Challenge
Filter the entries, keeping every line with the word "this".

(Some records)
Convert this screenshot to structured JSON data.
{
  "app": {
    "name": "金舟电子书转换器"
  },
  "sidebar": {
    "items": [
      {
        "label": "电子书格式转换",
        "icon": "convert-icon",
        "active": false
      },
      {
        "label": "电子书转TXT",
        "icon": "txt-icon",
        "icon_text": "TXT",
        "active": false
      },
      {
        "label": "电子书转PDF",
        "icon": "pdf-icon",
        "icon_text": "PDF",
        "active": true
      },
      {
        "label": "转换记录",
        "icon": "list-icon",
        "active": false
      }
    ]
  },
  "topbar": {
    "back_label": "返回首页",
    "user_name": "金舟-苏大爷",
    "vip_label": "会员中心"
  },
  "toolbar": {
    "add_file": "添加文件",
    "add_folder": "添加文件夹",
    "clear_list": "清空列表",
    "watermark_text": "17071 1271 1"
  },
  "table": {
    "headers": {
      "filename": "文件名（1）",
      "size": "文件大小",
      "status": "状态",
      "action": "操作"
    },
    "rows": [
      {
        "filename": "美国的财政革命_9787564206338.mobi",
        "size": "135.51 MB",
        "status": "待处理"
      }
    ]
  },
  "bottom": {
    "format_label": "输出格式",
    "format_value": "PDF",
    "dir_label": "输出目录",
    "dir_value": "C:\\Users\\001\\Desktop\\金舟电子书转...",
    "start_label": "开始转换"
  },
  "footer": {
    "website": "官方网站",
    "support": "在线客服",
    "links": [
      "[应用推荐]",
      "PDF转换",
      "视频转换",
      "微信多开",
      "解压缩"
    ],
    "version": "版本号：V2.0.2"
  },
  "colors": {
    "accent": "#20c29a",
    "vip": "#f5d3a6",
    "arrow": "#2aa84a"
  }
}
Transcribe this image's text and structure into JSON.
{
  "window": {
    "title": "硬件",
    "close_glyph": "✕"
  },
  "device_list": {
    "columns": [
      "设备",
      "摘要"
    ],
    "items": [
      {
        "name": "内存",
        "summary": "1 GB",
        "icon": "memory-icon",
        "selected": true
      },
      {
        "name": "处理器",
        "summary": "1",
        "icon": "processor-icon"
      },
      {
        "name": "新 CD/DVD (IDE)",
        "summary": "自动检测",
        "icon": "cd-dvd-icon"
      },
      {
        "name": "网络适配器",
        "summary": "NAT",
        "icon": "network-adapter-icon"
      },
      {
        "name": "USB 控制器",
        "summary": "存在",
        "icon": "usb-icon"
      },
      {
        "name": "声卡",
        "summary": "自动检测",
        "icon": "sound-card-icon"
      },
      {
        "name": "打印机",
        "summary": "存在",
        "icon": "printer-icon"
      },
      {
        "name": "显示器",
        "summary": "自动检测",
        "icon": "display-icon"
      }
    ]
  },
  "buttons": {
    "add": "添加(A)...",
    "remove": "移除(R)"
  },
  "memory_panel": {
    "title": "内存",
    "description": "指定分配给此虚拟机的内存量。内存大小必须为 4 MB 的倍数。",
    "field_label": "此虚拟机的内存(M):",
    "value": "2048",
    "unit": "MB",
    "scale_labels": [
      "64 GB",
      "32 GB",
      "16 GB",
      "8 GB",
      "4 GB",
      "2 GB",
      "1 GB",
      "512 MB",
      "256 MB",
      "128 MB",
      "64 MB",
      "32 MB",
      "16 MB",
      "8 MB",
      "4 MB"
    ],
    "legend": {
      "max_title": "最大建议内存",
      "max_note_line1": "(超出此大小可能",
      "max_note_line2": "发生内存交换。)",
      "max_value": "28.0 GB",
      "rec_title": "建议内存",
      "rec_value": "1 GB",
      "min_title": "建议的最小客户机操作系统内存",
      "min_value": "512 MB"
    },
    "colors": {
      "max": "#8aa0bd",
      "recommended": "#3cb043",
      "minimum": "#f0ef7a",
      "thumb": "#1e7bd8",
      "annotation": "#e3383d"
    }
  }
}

Correct response
Convert this screenshot to structured JSON data.
Transcribe this image's text and structure into JSON.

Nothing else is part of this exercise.